» Problem to solve
List every website that the excerpt on stargazing and space art names as a place visited on the Web.

» Selected excerpt
· · ·

And those nights when I’m inside stargazing on the computer monitor? Here’s a small sampling of the places I visit on the Web:

Space Telescope Science Institute

The Astronomy Picture of the Day

The Earth Science Picture of the Day

NASA’s Planetary Photojournal Site

and, because I’m really interested in learning more about such things as 3D digital artwork:

Digital Blasphemy.

Art and Space

(Left) Space Mysteries by Vance Kirkland, courtesy of the Vance Kirkland Museum Denver, Colorado
Space Mysteries by Vance Kirkland, courtesy of the Vance Kirkland Museum Denver, Colorado

I have always been interested in the many ways of depicting space objects — whether through photography, or music, or on canvas. I’m no artist, meaning that I can’t draw or paint very well, but I do know what I like to look at. And often, I can see connections between art and the cosmos. In college one year I studied art history for a summer and grew to appreciate the different ways that artists cast their subjects — on canvas, in stone, whatever direction their muse takes them.

‘Way back in the early 1980s, my husband and I were running a recording studio and getting our planetarium show business off the ground, and we happened to meet an artist named Vance Kirkland. At the time (and for more than a decade earlier) he had been exploring scenes of outer space using a method of painting that derived from pointillism — where the artist creates whole scenes by daubing small dots of paint in primary colors to build up a larger image. Mr. Kirkland was using varying sizes of wooden dowels to daub circles of paint onto huge canvases. Some of his paintings, with names like “Energy of Mysteries in Space” and “Energy of Explosions 24 Billion Years B.C.” were wall-sized (and larger) explorations of space themes in wild colors and vibrant energy. We still have hanging in our living room a poster he created to celebrate a fund-raising effort for the Denver Symphony Orchestra. And, somewhere in my library I have a series of art books illustrating the breathtaking space views that Kirkland created throughout his career.

· · ·

Document structure recognition data:
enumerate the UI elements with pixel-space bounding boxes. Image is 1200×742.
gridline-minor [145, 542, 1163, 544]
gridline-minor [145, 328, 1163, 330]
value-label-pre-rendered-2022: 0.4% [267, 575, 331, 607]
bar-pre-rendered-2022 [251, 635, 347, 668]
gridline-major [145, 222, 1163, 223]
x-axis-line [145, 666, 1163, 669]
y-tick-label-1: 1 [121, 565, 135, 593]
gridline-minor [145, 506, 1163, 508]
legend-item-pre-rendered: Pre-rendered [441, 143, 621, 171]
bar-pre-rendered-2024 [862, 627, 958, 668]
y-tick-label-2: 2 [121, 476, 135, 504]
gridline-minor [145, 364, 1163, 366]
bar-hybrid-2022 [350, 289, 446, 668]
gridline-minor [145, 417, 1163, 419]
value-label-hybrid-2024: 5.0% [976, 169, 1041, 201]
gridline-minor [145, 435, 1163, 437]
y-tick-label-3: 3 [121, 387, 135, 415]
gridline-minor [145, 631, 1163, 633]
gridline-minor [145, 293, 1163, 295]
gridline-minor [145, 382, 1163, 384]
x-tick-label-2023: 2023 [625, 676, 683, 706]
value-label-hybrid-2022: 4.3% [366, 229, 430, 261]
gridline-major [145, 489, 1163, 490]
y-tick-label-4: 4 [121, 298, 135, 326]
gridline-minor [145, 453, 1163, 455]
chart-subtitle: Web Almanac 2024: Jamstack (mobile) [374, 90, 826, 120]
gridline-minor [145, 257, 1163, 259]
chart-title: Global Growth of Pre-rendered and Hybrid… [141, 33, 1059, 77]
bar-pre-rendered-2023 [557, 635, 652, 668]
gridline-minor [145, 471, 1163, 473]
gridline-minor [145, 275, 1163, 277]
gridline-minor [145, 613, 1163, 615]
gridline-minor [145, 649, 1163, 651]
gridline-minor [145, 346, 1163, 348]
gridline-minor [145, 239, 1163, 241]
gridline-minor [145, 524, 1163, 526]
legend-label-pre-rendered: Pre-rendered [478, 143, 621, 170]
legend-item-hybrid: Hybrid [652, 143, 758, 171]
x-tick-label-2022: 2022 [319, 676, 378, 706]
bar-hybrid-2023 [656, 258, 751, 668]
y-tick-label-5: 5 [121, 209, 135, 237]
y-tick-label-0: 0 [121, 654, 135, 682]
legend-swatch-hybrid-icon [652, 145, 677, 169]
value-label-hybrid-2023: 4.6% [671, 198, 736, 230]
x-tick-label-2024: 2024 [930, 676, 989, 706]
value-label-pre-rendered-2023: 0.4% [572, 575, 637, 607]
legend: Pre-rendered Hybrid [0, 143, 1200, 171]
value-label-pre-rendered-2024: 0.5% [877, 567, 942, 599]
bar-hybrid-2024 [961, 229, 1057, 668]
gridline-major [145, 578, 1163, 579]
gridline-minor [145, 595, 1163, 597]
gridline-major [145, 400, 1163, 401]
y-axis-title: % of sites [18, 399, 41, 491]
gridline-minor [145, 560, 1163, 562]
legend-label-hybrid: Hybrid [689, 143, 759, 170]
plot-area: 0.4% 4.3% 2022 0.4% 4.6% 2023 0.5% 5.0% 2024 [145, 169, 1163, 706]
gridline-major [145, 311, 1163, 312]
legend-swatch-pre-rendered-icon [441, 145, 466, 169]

· · ·

» Your response
- Space Telescope Science Institute
- The Astronomy Picture of the Day
- The Earth Science Picture of the Day
- NASA’s Planetary Photojournal Site
- Digital Blasphemy